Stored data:

***

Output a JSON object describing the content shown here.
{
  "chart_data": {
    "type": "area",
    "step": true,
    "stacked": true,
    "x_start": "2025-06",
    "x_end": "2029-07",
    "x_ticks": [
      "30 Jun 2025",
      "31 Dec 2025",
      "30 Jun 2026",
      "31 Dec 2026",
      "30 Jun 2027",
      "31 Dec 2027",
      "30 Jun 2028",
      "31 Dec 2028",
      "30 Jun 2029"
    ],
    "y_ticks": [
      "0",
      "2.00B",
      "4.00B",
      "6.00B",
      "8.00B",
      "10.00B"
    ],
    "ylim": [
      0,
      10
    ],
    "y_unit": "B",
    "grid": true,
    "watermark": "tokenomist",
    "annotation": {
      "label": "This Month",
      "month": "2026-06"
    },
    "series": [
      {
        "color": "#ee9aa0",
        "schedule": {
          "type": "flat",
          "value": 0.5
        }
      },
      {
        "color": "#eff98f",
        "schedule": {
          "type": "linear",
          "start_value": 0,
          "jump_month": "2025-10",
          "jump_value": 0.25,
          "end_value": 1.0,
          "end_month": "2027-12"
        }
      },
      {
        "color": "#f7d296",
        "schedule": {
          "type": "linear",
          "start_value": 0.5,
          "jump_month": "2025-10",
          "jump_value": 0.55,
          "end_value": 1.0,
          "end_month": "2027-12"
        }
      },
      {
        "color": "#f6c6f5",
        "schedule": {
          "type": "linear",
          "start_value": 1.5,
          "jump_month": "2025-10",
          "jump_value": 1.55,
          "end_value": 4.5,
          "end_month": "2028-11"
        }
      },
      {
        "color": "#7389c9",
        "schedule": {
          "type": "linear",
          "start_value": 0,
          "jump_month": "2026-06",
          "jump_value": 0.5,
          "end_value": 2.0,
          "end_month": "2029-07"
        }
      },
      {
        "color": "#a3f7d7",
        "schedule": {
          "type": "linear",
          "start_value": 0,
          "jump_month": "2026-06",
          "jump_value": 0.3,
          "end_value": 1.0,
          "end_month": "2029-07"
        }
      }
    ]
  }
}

***

* What is asked
Find every line that holds "color" and copy it.

* Completed task
        "color": "#ee9aa0",
        "color": "#eff98f",
        "color": "#f7d296",
        "color": "#f6c6f5",
        "color": "#7389c9",
        "color": "#a3f7d7",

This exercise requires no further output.